INSTRUCTIONS FOR THE TASK: Please transcribe the listing below in full and word for word, without its pictures.
____________________
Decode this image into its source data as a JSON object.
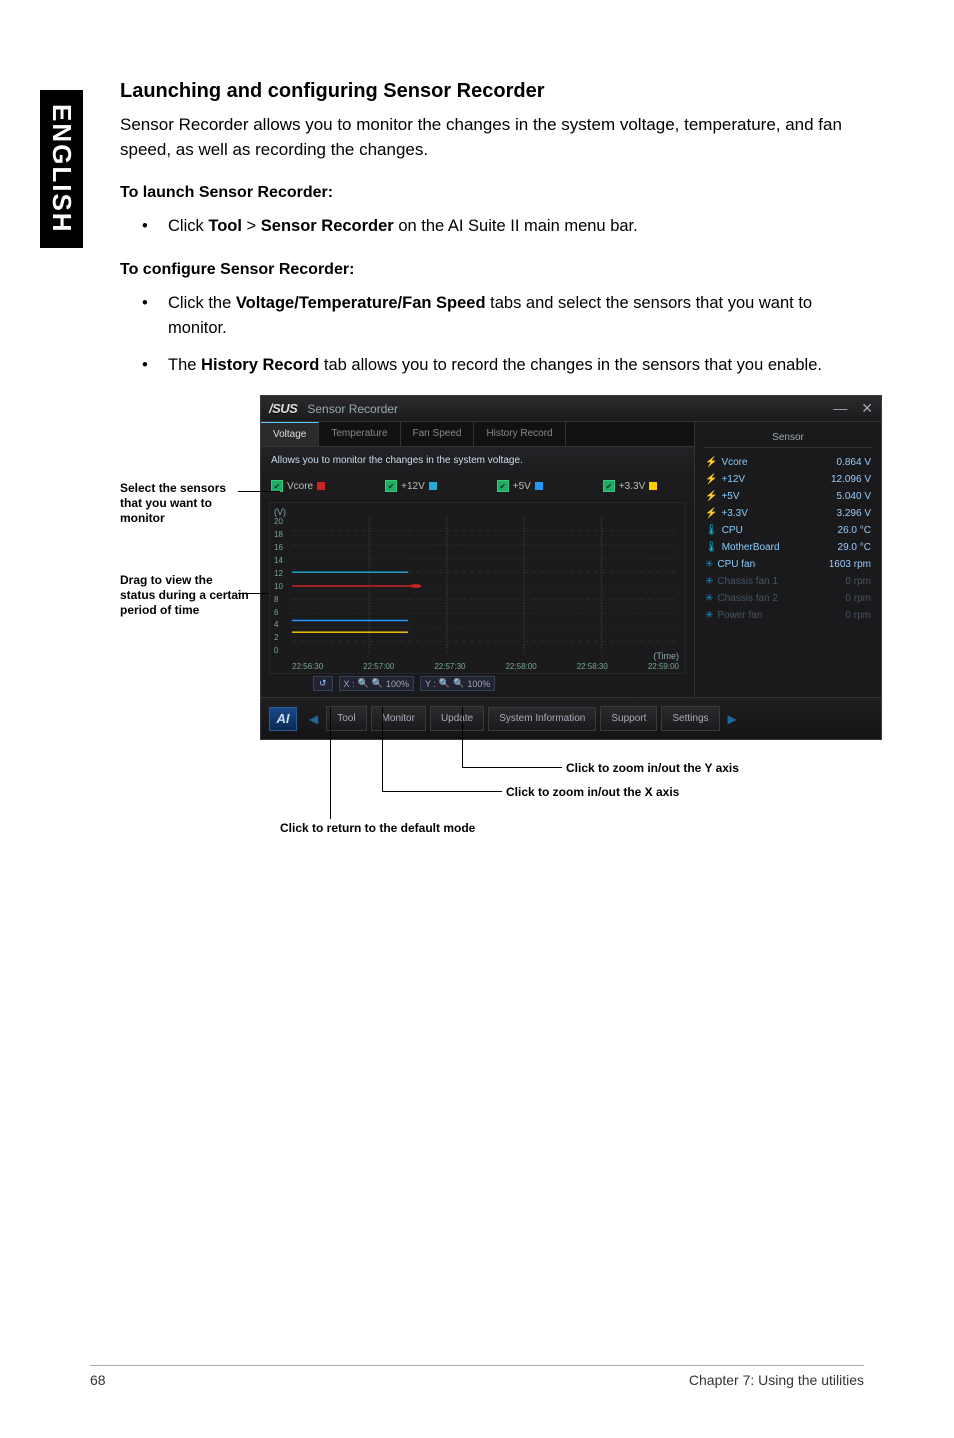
{
  "lang_tab": "ENGLISH",
  "heading": "Launching and configuring Sensor Recorder",
  "intro": "Sensor Recorder allows you to monitor the changes in the system voltage, temperature, and fan speed, as well as recording the changes.",
  "launch_heading": "To launch Sensor Recorder:",
  "launch_item_pre": "Click ",
  "launch_item_b1": "Tool",
  "launch_item_mid": " > ",
  "launch_item_b2": "Sensor Recorder",
  "launch_item_post": " on the AI Suite II main menu bar.",
  "configure_heading": "To configure Sensor Recorder:",
  "cfg_item1_pre": "Click the ",
  "cfg_item1_b": "Voltage/Temperature/Fan Speed",
  "cfg_item1_post": " tabs and select the sensors that you want to monitor.",
  "cfg_item2_pre": "The ",
  "cfg_item2_b": "History Record",
  "cfg_item2_post": " tab allows you to record the changes in the sensors that you enable.",
  "callout_select": "Select the sensors that you want to monitor",
  "callout_drag": "Drag to view the status during a certain period of time",
  "callout_yzoom": "Click to zoom in/out the Y axis",
  "callout_xzoom": "Click to zoom in/out the X axis",
  "callout_reset": "Click to return to the default mode",
  "app": {
    "brand": "/SUS",
    "name": "Sensor Recorder",
    "win_min": "—",
    "win_close": "✕",
    "tabs": [
      "Voltage",
      "Temperature",
      "Fan Speed",
      "History Record"
    ],
    "desc": "Allows you to monitor the changes in the system voltage.",
    "checks": [
      {
        "label": "Vcore",
        "color": "#c22"
      },
      {
        "label": "+12V",
        "color": "#2ad"
      },
      {
        "label": "+5V",
        "color": "#29f"
      },
      {
        "label": "+3.3V",
        "color": "#fc0"
      }
    ],
    "ylabel": "(V)",
    "tlabel": "(Time)",
    "zoom_x_label": "X :",
    "zoom_y_label": "Y :",
    "zoom_pct": "100%",
    "sensor_title": "Sensor",
    "sensors": [
      {
        "icon": "bolt",
        "name": "Vcore",
        "val": "0.864",
        "unit": "V",
        "dim": false
      },
      {
        "icon": "bolt",
        "name": "+12V",
        "val": "12.096",
        "unit": "V",
        "dim": false
      },
      {
        "icon": "bolt",
        "name": "+5V",
        "val": "5.040",
        "unit": "V",
        "dim": false
      },
      {
        "icon": "bolt",
        "name": "+3.3V",
        "val": "3.296",
        "unit": "V",
        "dim": false
      },
      {
        "icon": "temp",
        "name": "CPU",
        "val": "26.0",
        "unit": "°C",
        "dim": false
      },
      {
        "icon": "temp",
        "name": "MotherBoard",
        "val": "29.0",
        "unit": "°C",
        "dim": false
      },
      {
        "icon": "fan",
        "name": "CPU fan",
        "val": "1603",
        "unit": "rpm",
        "dim": false
      },
      {
        "icon": "fan",
        "name": "Chassis fan 1",
        "val": "0",
        "unit": "rpm",
        "dim": true
      },
      {
        "icon": "fan",
        "name": "Chassis fan 2",
        "val": "0",
        "unit": "rpm",
        "dim": true
      },
      {
        "icon": "fan",
        "name": "Power fan",
        "val": "0",
        "unit": "rpm",
        "dim": true
      }
    ],
    "footer": [
      "Tool",
      "Monitor",
      "Update",
      "System Information",
      "Support",
      "Settings"
    ]
  },
  "chart_data": {
    "type": "line",
    "title": "",
    "xlabel": "(Time)",
    "ylabel": "(V)",
    "ylim": [
      0,
      20
    ],
    "yticks": [
      20,
      18,
      16,
      14,
      12,
      10,
      8,
      6,
      4,
      2,
      0
    ],
    "x": [
      "22:56:30",
      "22:57:00",
      "22:57:30",
      "22:58:00",
      "22:58:30",
      "22:59:00"
    ],
    "series": [
      {
        "name": "Vcore",
        "color": "#c22",
        "values": [
          10,
          10,
          10,
          10,
          10,
          10
        ]
      },
      {
        "name": "+12V",
        "color": "#2ad",
        "values": [
          12,
          12,
          12,
          12,
          12,
          12
        ]
      },
      {
        "name": "+5V",
        "color": "#29f",
        "values": [
          5,
          5,
          5,
          5,
          5,
          5
        ]
      },
      {
        "name": "+3.3V",
        "color": "#fc0",
        "values": [
          3.3,
          3.3,
          3.3,
          3.3,
          3.3,
          3.3
        ]
      }
    ]
  },
  "page_num": "68",
  "chapter": "Chapter 7: Using the utilities"
}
____________________
SOLUTION FOR THIS EXERCISE:
Decode this image into its source data as a JSON object.
{
  "lang_tab": "ENGLISH",
  "heading": "Launching and configuring Sensor Recorder",
  "intro": "Sensor Recorder allows you to monitor the changes in the system voltage, temperature, and fan speed, as well as recording the changes.",
  "launch_heading": "To launch Sensor Recorder:",
  "launch_item_pre": "Click ",
  "launch_item_b1": "Tool",
  "launch_item_mid": " > ",
  "launch_item_b2": "Sensor Recorder",
  "launch_item_post": " on the AI Suite II main menu bar.",
  "configure_heading": "To configure Sensor Recorder:",
  "cfg_item1_pre": "Click the ",
  "cfg_item1_b": "Voltage/Temperature/Fan Speed",
  "cfg_item1_post": " tabs and select the sensors that you want to monitor.",
  "cfg_item2_pre": "The ",
  "cfg_item2_b": "History Record",
  "cfg_item2_post": " tab allows you to record the changes in the sensors that you enable.",
  "callout_select": "Select the sensors that you want to monitor",
  "callout_drag": "Drag to view the status during a certain period of time",
  "callout_yzoom": "Click to zoom in/out the Y axis",
  "callout_xzoom": "Click to zoom in/out the X axis",
  "callout_reset": "Click to return to the default mode",
  "app": {
    "brand": "/SUS",
    "name": "Sensor Recorder",
    "win_min": "—",
    "win_close": "✕",
    "tabs": [
      "Voltage",
      "Temperature",
      "Fan Speed",
      "History Record"
    ],
    "desc": "Allows you to monitor the changes in the system voltage.",
    "checks": [
      {
        "label": "Vcore",
        "color": "#c22"
      },
      {
        "label": "+12V",
        "color": "#2ad"
      },
      {
        "label": "+5V",
        "color": "#29f"
      },
      {
        "label": "+3.3V",
        "color": "#fc0"
      }
    ],
    "ylabel": "(V)",
    "tlabel": "(Time)",
    "zoom_x_label": "X :",
    "zoom_y_label": "Y :",
    "zoom_pct": "100%",
    "sensor_title": "Sensor",
    "sensors": [
      {
        "icon": "bolt",
        "name": "Vcore",
        "val": "0.864",
        "unit": "V",
        "dim": false
      },
      {
        "icon": "bolt",
        "name": "+12V",
        "val": "12.096",
        "unit": "V",
        "dim": false
      },
      {
        "icon": "bolt",
        "name": "+5V",
        "val": "5.040",
        "unit": "V",
        "dim": false
      },
      {
        "icon": "bolt",
        "name": "+3.3V",
        "val": "3.296",
        "unit": "V",
        "dim": false
      },
      {
        "icon": "temp",
        "name": "CPU",
        "val": "26.0",
        "unit": "°C",
        "dim": false
      },
      {
        "icon": "temp",
        "name": "MotherBoard",
        "val": "29.0",
        "unit": "°C",
        "dim": false
      },
      {
        "icon": "fan",
        "name": "CPU fan",
        "val": "1603",
        "unit": "rpm",
        "dim": false
      },
      {
        "icon": "fan",
        "name": "Chassis fan 1",
        "val": "0",
        "unit": "rpm",
        "dim": true
      },
      {
        "icon": "fan",
        "name": "Chassis fan 2",
        "val": "0",
        "unit": "rpm",
        "dim": true
      },
      {
        "icon": "fan",
        "name": "Power fan",
        "val": "0",
        "unit": "rpm",
        "dim": true
      }
    ],
    "footer": [
      "Tool",
      "Monitor",
      "Update",
      "System Information",
      "Support",
      "Settings"
    ]
  },
  "chart_data": {
    "type": "line",
    "title": "",
    "xlabel": "(Time)",
    "ylabel": "(V)",
    "ylim": [
      0,
      20
    ],
    "yticks": [
      20,
      18,
      16,
      14,
      12,
      10,
      8,
      6,
      4,
      2,
      0
    ],
    "x": [
      "22:56:30",
      "22:57:00",
      "22:57:30",
      "22:58:00",
      "22:58:30",
      "22:59:00"
    ],
    "series": [
      {
        "name": "Vcore",
        "color": "#c22",
        "values": [
          10,
          10,
          10,
          10,
          10,
          10
        ]
      },
      {
        "name": "+12V",
        "color": "#2ad",
        "values": [
          12,
          12,
          12,
          12,
          12,
          12
        ]
      },
      {
        "name": "+5V",
        "color": "#29f",
        "values": [
          5,
          5,
          5,
          5,
          5,
          5
        ]
      },
      {
        "name": "+3.3V",
        "color": "#fc0",
        "values": [
          3.3,
          3.3,
          3.3,
          3.3,
          3.3,
          3.3
        ]
      }
    ]
  },
  "page_num": "68",
  "chapter": "Chapter 7: Using the utilities"
}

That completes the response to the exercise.